# The data:
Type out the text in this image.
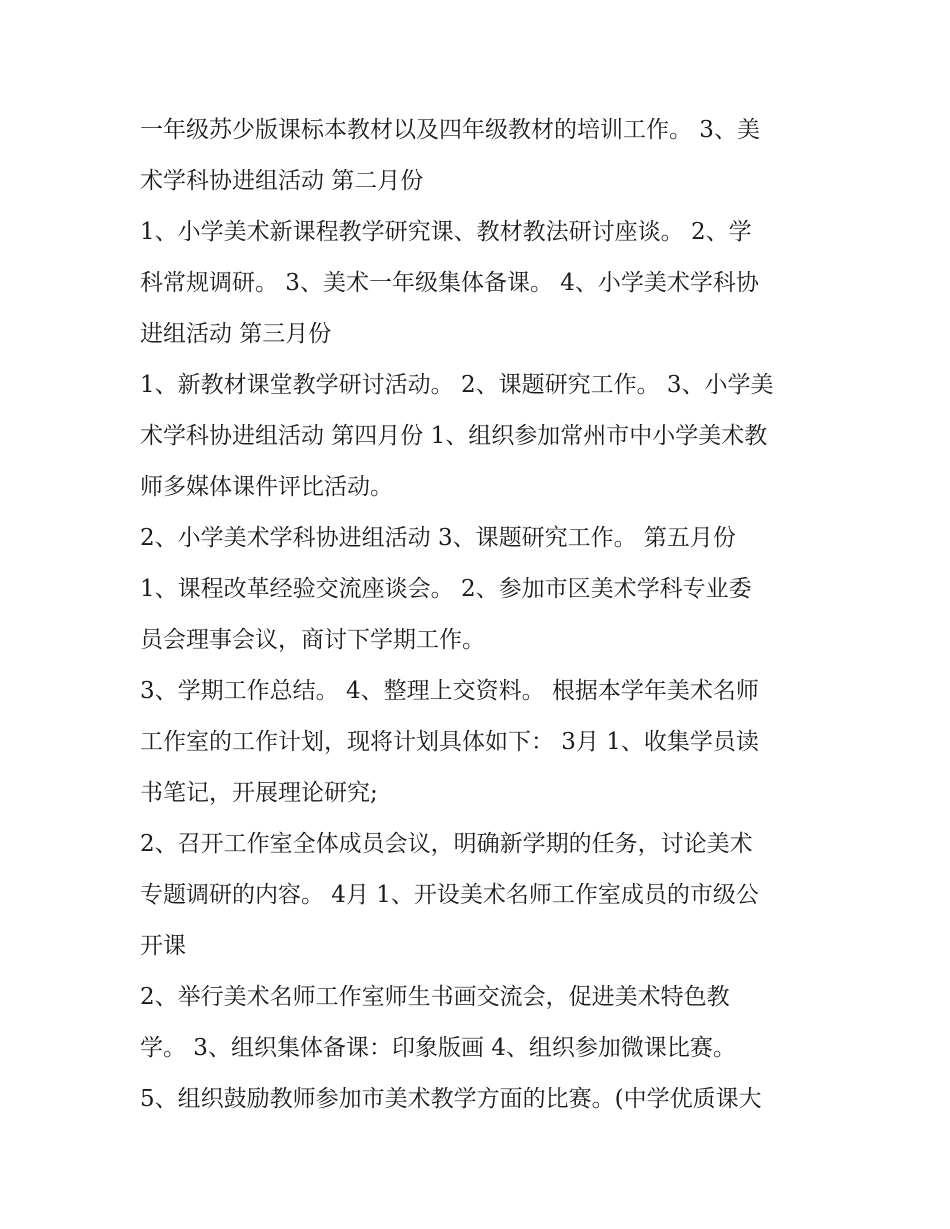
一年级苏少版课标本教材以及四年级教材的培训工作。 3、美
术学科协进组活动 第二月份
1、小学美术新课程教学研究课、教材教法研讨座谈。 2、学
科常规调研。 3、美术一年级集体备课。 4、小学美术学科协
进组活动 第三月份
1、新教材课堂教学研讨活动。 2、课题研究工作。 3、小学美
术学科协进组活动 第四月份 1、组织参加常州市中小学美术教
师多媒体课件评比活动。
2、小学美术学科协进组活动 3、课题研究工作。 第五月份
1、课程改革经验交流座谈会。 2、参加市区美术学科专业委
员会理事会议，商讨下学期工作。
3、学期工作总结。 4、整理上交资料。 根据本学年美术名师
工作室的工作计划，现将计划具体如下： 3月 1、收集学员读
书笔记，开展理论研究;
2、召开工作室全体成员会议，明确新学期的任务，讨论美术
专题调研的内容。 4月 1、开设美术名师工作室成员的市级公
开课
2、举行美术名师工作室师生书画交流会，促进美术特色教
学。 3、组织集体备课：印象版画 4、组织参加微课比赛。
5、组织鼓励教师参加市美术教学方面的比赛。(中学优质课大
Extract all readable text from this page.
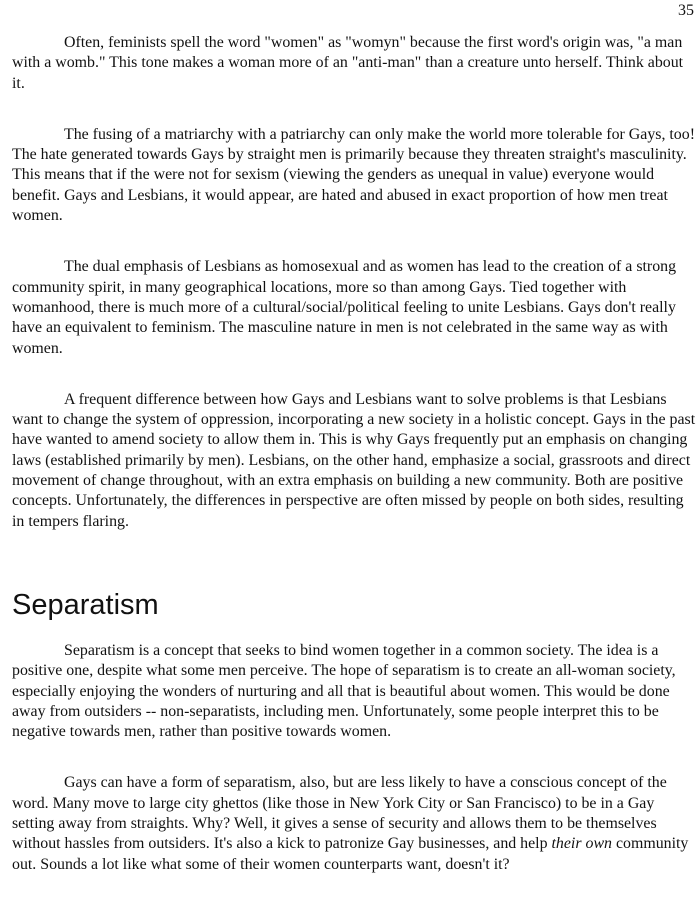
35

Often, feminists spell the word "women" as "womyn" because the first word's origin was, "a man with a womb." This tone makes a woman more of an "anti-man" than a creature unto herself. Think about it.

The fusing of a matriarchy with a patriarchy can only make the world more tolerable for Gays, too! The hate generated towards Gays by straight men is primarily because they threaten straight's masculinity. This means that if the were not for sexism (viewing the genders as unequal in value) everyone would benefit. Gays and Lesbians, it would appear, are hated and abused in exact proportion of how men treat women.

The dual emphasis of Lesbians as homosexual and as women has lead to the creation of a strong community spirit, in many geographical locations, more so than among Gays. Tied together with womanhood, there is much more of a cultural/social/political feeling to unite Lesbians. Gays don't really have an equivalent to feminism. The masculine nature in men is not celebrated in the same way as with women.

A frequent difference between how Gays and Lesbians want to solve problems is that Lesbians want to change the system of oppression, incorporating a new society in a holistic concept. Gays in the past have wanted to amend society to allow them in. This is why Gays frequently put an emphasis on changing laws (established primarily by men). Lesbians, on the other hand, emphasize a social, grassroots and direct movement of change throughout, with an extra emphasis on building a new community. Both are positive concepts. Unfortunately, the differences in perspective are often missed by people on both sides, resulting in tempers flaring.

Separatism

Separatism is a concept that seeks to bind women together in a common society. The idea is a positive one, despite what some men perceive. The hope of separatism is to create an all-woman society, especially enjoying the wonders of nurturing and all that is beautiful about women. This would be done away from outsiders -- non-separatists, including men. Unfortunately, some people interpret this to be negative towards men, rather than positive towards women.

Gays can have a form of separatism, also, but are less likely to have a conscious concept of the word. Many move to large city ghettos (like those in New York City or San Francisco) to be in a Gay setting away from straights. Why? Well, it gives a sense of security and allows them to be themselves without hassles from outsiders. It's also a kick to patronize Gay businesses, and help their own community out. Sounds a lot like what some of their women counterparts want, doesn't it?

# Given problem:
Pictures don't belong in the copy. Restate all the entries exactly.

# Complete answer:
Type out the text in this image.
一年级苏少版课标本教材以及四年级教材的培训工作。 3、美
术学科协进组活动 第二月份
1、小学美术新课程教学研究课、教材教法研讨座谈。 2、学
科常规调研。 3、美术一年级集体备课。 4、小学美术学科协
进组活动 第三月份
1、新教材课堂教学研讨活动。 2、课题研究工作。 3、小学美
术学科协进组活动 第四月份 1、组织参加常州市中小学美术教
师多媒体课件评比活动。
2、小学美术学科协进组活动 3、课题研究工作。 第五月份
1、课程改革经验交流座谈会。 2、参加市区美术学科专业委
员会理事会议，商讨下学期工作。
3、学期工作总结。 4、整理上交资料。 根据本学年美术名师
工作室的工作计划，现将计划具体如下： 3月 1、收集学员读
书笔记，开展理论研究;
2、召开工作室全体成员会议，明确新学期的任务，讨论美术
专题调研的内容。 4月 1、开设美术名师工作室成员的市级公
开课
2、举行美术名师工作室师生书画交流会，促进美术特色教
学。 3、组织集体备课：印象版画 4、组织参加微课比赛。
5、组织鼓励教师参加市美术教学方面的比赛。(中学优质课大
Extract all readable text from this page.
35

Often, feminists spell the word "women" as "womyn" because the first word's origin was, "a man with a womb." This tone makes a woman more of an "anti-man" than a creature unto herself. Think about it.

The fusing of a matriarchy with a patriarchy can only make the world more tolerable for Gays, too! The hate generated towards Gays by straight men is primarily because they threaten straight's masculinity. This means that if the were not for sexism (viewing the genders as unequal in value) everyone would benefit. Gays and Lesbians, it would appear, are hated and abused in exact proportion of how men treat women.

The dual emphasis of Lesbians as homosexual and as women has lead to the creation of a strong community spirit, in many geographical locations, more so than among Gays. Tied together with womanhood, there is much more of a cultural/social/political feeling to unite Lesbians. Gays don't really have an equivalent to feminism. The masculine nature in men is not celebrated in the same way as with women.

A frequent difference between how Gays and Lesbians want to solve problems is that Lesbians want to change the system of oppression, incorporating a new society in a holistic concept. Gays in the past have wanted to amend society to allow them in. This is why Gays frequently put an emphasis on changing laws (established primarily by men). Lesbians, on the other hand, emphasize a social, grassroots and direct movement of change throughout, with an extra emphasis on building a new community. Both are positive concepts. Unfortunately, the differences in perspective are often missed by people on both sides, resulting in tempers flaring.

Separatism

Separatism is a concept that seeks to bind women together in a common society. The idea is a positive one, despite what some men perceive. The hope of separatism is to create an all-woman society, especially enjoying the wonders of nurturing and all that is beautiful about women. This would be done away from outsiders -- non-separatists, including men. Unfortunately, some people interpret this to be negative towards men, rather than positive towards women.

Gays can have a form of separatism, also, but are less likely to have a conscious concept of the word. Many move to large city ghettos (like those in New York City or San Francisco) to be in a Gay setting away from straights. Why? Well, it gives a sense of security and allows them to be themselves without hassles from outsiders. It's also a kick to patronize Gay businesses, and help their own community out. Sounds a lot like what some of their women counterparts want, doesn't it?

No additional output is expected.